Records
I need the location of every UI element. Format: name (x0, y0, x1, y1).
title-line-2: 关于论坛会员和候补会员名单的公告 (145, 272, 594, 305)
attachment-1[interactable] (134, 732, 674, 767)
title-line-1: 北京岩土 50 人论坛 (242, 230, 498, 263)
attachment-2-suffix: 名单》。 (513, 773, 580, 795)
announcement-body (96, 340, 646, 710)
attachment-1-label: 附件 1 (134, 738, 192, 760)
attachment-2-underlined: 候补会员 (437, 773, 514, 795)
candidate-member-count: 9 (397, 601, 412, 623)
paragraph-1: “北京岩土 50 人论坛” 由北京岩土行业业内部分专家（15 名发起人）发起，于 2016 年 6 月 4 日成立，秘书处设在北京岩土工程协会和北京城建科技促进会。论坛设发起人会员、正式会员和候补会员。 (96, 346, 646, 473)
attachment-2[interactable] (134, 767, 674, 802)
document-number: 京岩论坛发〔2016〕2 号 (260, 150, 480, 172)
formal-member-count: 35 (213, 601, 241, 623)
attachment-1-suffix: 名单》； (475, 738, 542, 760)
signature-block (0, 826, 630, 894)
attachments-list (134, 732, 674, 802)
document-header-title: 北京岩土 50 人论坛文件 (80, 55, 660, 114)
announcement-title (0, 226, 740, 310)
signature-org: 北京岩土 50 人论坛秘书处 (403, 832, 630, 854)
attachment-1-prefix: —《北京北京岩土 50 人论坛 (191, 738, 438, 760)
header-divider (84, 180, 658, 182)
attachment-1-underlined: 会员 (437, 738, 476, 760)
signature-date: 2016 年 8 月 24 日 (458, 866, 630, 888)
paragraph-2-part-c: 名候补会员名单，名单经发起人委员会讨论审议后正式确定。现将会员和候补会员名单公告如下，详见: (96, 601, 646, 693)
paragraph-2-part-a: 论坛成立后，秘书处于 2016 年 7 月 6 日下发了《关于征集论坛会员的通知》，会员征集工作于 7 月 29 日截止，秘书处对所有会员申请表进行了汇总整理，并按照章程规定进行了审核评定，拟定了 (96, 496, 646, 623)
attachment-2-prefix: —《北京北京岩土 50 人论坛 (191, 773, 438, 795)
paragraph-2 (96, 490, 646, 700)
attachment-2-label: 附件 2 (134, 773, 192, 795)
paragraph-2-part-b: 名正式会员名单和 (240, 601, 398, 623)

# TASK DIRECTIONS
Rewrite all the records with "interactable" replaced by "clickable" wherever it occurs, keeping everything else unchanged.

# SOLUTION
I need the location of every UI element. Format: name (x0, y0, x1, y1).
title-line-2: 关于论坛会员和候补会员名单的公告 (145, 272, 594, 305)
attachment-1[clickable] (134, 732, 674, 767)
title-line-1: 北京岩土 50 人论坛 (242, 230, 498, 263)
attachment-2-suffix: 名单》。 (513, 773, 580, 795)
announcement-body (96, 340, 646, 710)
attachment-1-label: 附件 1 (134, 738, 192, 760)
attachment-2-underlined: 候补会员 (437, 773, 514, 795)
candidate-member-count: 9 (397, 601, 412, 623)
paragraph-1: “北京岩土 50 人论坛” 由北京岩土行业业内部分专家（15 名发起人）发起，于 2016 年 6 月 4 日成立，秘书处设在北京岩土工程协会和北京城建科技促进会。论坛设发起人会员、正式会员和候补会员。 (96, 346, 646, 473)
attachment-2[clickable] (134, 767, 674, 802)
document-number: 京岩论坛发〔2016〕2 号 (260, 150, 480, 172)
formal-member-count: 35 (213, 601, 241, 623)
attachment-1-suffix: 名单》； (475, 738, 542, 760)
signature-block (0, 826, 630, 894)
attachments-list (134, 732, 674, 802)
document-header-title: 北京岩土 50 人论坛文件 (80, 55, 660, 114)
announcement-title (0, 226, 740, 310)
signature-org: 北京岩土 50 人论坛秘书处 (403, 832, 630, 854)
attachment-1-prefix: —《北京北京岩土 50 人论坛 (191, 738, 438, 760)
header-divider (84, 180, 658, 182)
attachment-1-underlined: 会员 (437, 738, 476, 760)
signature-date: 2016 年 8 月 24 日 (458, 866, 630, 888)
paragraph-2-part-c: 名候补会员名单，名单经发起人委员会讨论审议后正式确定。现将会员和候补会员名单公告如下，详见: (96, 601, 646, 693)
paragraph-2-part-a: 论坛成立后，秘书处于 2016 年 7 月 6 日下发了《关于征集论坛会员的通知》，会员征集工作于 7 月 29 日截止，秘书处对所有会员申请表进行了汇总整理，并按照章程规定进行了审核评定，拟定了 (96, 496, 646, 623)
attachment-2-prefix: —《北京北京岩土 50 人论坛 (191, 773, 438, 795)
paragraph-2 (96, 490, 646, 700)
attachment-2-label: 附件 2 (134, 773, 192, 795)
paragraph-2-part-b: 名正式会员名单和 (240, 601, 398, 623)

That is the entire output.